A few weeks ago I read about Twitter Times on TechCrunch and it really piqued my curiosity. The service creates a custom news page for you based on the people you follow on Twitter. It also takes into account the people that your followers follow probably to provide some additional data to help the algorithm calculate the higher priority stories.
I recently wrote about understanding the value of Lifestreaming. In that post I discussed how I’m really looking forward to new apps and services that will provide curated content across the various services that I interact on based on my social graph. Get used to seeing the words “Curate” and “Social Graph” used pretty heavily in the year to come. I’m abusing those words and MG also mentioned them in his post.
Lifestreaming and other technologies have done a fantastic job allowing the masses generate an incredibly large amount of content very quickly. Filtering the noise is a common topic that is discussed as a problem that has resulted from this. The next evolution of Lifestreaming really needs to find ways to tackle this problem.
Which brings me back to Twitter Times. I signed up immediately after MG’s post and was lucky to recently have been provided access to the service. Look at the screenshot below from my latest issue.
Click image to view my current page
You can see that it provides a newspaper / magazine layout that lists all of the items. The items are prioritized based on the number of your followers that tweeted links to the item. The first column provides the “hot” items which appear to be more recent links with an image if available. The right column shows the top stories for a larger range of time. Overall I think this is a great service. It allows me to not worry so much about monitoring my Twitter stream for fear I might miss something. I can just leisurely pull up this page at my convenience and see what the people I follow have found interesting.

§ **Stated problem 1**: Quote the blog post about Twitter Times word for word, from start to finish.

§ **Records for this task**:
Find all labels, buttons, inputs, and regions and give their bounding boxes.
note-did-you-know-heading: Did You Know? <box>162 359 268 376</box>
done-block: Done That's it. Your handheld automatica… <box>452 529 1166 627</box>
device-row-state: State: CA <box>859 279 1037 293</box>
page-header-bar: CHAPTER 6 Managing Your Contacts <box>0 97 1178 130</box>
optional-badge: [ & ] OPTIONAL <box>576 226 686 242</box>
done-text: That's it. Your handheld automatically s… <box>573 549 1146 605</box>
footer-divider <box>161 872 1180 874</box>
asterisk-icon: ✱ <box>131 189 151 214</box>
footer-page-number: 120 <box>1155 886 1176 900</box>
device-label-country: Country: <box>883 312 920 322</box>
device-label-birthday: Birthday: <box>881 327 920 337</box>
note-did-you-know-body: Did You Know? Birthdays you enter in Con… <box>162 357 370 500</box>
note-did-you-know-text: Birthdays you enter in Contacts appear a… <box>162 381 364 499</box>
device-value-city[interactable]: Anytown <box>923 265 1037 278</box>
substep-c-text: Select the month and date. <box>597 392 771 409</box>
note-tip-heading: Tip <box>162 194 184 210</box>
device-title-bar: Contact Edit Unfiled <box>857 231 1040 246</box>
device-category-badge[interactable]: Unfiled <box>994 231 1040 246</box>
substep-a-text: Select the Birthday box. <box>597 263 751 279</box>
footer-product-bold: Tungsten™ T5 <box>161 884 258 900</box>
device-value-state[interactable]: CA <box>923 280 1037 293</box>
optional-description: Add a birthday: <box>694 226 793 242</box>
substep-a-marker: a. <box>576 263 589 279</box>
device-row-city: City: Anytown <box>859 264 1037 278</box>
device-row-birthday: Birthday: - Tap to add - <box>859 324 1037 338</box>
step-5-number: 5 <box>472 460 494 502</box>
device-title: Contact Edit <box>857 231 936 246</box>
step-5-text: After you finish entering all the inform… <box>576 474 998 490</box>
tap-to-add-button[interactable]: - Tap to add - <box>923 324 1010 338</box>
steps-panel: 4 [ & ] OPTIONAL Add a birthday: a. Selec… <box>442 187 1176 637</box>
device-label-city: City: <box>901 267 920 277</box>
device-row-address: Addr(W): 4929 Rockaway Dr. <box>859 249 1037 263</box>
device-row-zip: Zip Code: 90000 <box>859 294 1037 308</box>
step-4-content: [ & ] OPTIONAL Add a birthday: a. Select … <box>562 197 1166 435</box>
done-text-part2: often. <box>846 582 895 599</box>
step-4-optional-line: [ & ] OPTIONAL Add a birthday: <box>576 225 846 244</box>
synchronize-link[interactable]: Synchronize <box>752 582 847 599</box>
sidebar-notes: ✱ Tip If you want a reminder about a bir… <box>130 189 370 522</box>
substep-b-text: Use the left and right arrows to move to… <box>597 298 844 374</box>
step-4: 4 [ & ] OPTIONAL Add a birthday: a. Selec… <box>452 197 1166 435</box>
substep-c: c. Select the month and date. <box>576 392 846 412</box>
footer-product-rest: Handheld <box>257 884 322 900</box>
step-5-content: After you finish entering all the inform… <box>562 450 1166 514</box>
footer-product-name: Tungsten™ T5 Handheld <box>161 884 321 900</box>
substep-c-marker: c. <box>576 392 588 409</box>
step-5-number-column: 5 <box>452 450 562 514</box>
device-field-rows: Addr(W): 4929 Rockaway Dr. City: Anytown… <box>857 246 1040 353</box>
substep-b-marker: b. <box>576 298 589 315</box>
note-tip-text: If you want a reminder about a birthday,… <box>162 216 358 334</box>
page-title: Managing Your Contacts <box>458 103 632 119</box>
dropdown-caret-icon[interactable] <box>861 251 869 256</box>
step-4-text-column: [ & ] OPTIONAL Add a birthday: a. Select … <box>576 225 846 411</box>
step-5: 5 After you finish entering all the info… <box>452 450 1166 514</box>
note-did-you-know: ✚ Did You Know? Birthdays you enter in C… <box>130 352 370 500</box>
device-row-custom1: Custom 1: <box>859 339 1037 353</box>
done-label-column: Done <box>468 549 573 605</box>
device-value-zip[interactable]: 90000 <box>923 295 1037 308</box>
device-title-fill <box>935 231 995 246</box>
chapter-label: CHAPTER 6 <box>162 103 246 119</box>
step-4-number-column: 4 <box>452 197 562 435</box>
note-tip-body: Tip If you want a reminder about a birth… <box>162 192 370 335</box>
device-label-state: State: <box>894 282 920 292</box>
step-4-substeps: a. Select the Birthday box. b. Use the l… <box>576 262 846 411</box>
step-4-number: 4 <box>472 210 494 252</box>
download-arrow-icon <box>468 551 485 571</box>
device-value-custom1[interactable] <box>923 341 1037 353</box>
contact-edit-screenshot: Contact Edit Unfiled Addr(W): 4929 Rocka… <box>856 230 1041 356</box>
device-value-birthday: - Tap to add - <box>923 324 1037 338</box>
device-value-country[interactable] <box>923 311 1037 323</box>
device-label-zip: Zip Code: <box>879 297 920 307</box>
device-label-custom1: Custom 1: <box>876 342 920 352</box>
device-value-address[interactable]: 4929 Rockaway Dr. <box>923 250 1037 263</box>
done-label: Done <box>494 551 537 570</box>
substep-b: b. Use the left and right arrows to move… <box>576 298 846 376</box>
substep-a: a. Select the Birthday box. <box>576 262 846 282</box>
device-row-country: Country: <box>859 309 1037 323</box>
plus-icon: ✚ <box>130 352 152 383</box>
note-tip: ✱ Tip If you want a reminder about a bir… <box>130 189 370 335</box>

§ **Stated problem 2**: Print the records from their first line up to and including the line containing "footer-page-number: 120 <box>1155", exactly as they appear.

§ **Full solution 1**:
A few weeks ago I read about Twitter Times on TechCrunch and it really piqued my curiosity. The service creates a custom news page for you based on the people you follow on Twitter. It also takes into account the people that your followers follow probably to provide some additional data to help the algorithm calculate the higher priority stories.
I recently wrote about understanding the value of Lifestreaming. In that post I discussed how I’m really looking forward to new apps and services that will provide curated content across the various services that I interact on based on my social graph. Get used to seeing the words “Curate” and “Social Graph” used pretty heavily in the year to come. I’m abusing those words and MG also mentioned them in his post.
Lifestreaming and other technologies have done a fantastic job allowing the masses generate an incredibly large amount of content very quickly. Filtering the noise is a common topic that is discussed as a problem that has resulted from this. The next evolution of Lifestreaming really needs to find ways to tackle this problem.
Which brings me back to Twitter Times. I signed up immediately after MG’s post and was lucky to recently have been provided access to the service. Look at the screenshot below from my latest issue.
Click image to view my current page
You can see that it provides a newspaper / magazine layout that lists all of the items. The items are prioritized based on the number of your followers that tweeted links to the item. The first column provides the “hot” items which appear to be more recent links with an image if available. The right column shows the top stories for a larger range of time. Overall I think this is a great service. It allows me to not worry so much about monitoring my Twitter stream for fear I might miss something. I can just leisurely pull up this page at my convenience and see what the people I follow have found interesting.

§ **Full solution 2**:
Find all labels, buttons, inputs, and regions and give their bounding boxes.
note-did-you-know-heading: Did You Know? <box>162 359 268 376</box>
done-block: Done That's it. Your handheld automatica… <box>452 529 1166 627</box>
device-row-state: State: CA <box>859 279 1037 293</box>
page-header-bar: CHAPTER 6 Managing Your Contacts <box>0 97 1178 130</box>
optional-badge: [ & ] OPTIONAL <box>576 226 686 242</box>
done-text: That's it. Your handheld automatically s… <box>573 549 1146 605</box>
footer-divider <box>161 872 1180 874</box>
asterisk-icon: ✱ <box>131 189 151 214</box>
footer-page-number: 120 <box>1155 886 1176 900</box>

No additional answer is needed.